**DATA ROWS:**
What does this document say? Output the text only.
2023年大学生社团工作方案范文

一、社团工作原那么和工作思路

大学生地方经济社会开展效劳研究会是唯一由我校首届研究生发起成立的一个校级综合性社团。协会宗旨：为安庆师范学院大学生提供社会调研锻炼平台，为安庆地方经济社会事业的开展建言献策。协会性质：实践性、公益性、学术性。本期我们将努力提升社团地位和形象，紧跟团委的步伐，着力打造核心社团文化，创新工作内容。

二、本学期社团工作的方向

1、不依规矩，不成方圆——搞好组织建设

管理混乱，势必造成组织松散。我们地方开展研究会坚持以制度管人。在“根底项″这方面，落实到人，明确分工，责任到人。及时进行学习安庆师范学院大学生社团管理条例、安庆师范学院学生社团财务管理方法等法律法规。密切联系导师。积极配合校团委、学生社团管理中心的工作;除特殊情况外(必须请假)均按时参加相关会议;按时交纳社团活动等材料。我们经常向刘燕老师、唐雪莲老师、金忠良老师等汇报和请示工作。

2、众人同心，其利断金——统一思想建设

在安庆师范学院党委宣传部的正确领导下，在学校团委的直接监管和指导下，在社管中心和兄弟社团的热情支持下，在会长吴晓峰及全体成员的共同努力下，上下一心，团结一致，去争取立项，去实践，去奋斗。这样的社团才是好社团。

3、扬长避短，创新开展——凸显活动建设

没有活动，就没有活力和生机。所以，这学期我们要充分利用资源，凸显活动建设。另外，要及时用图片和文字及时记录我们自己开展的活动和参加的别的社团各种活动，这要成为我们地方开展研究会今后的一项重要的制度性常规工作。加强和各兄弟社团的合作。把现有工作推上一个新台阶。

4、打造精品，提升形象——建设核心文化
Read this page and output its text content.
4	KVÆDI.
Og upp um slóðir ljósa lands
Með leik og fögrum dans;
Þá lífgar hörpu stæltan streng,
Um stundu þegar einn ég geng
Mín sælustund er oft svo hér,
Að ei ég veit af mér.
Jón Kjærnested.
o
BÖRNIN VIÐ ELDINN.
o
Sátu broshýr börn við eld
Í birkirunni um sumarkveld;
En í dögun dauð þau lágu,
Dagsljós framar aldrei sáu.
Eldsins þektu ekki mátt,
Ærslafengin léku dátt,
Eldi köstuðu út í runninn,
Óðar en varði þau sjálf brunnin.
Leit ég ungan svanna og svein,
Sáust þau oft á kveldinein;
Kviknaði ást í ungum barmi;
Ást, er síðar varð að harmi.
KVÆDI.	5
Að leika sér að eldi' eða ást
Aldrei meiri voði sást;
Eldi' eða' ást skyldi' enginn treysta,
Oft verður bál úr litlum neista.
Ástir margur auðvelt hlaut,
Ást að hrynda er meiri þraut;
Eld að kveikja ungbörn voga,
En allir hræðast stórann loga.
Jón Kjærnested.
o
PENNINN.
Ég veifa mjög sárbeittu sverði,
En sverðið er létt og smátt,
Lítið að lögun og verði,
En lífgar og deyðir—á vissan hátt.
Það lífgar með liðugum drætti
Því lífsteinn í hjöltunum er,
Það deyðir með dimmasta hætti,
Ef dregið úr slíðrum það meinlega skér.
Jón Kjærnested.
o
---
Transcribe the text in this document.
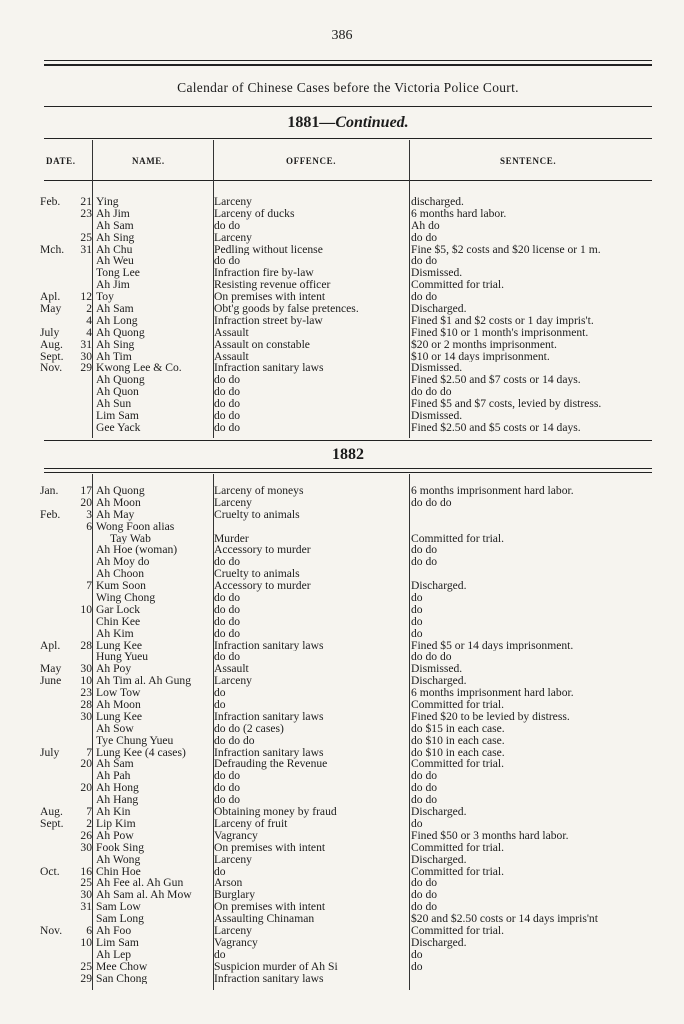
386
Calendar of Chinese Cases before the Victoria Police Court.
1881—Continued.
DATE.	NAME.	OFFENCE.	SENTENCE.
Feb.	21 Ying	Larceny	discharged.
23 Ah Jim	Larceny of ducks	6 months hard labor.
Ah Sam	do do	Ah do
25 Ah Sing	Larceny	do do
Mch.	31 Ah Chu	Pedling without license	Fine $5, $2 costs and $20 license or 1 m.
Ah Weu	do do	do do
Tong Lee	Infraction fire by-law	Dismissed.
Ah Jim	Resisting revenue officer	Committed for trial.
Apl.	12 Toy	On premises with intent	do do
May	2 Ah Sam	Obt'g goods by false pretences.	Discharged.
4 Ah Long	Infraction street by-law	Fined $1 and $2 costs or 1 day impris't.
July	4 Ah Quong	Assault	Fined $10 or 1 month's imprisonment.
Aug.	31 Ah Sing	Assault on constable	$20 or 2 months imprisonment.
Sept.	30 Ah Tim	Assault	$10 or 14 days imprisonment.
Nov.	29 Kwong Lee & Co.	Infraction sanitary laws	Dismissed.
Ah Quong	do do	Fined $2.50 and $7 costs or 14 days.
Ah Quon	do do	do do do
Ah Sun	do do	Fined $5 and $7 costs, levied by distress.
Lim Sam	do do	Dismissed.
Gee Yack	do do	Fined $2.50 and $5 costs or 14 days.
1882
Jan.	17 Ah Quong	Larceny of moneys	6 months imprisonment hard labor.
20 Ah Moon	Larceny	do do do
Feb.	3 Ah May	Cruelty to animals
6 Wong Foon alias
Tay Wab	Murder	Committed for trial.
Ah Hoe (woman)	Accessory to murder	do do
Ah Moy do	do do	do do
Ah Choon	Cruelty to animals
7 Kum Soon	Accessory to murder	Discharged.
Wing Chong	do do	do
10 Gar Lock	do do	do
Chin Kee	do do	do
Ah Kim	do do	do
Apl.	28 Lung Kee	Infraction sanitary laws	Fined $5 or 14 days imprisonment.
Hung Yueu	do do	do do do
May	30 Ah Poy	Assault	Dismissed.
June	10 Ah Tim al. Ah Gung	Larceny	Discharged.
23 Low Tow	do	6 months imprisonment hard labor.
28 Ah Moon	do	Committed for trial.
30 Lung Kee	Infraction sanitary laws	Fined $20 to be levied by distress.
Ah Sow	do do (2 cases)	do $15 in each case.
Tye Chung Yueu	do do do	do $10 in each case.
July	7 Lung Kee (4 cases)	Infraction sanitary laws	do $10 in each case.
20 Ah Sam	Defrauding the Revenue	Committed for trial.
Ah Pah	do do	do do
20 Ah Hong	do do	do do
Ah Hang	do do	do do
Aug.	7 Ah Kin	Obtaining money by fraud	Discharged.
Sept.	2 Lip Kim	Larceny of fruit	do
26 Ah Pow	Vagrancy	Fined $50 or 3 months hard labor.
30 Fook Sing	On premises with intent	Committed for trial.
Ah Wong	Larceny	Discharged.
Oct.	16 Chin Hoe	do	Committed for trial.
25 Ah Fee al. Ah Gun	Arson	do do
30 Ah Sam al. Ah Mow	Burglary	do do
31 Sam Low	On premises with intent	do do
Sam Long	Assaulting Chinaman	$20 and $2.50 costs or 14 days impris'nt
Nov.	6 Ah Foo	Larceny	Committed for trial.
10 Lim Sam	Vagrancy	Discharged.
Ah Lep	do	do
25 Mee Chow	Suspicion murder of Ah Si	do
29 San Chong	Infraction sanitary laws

**EXERCISE TASK:**
Extract every line above that contains the word "July".

**CORRECT RESPONSE:**
July	4 Ah Quong	Assault	Fined $10 or 1 month's imprisonment.
July	7 Lung Kee (4 cases)	Infraction sanitary laws	do $10 in each case.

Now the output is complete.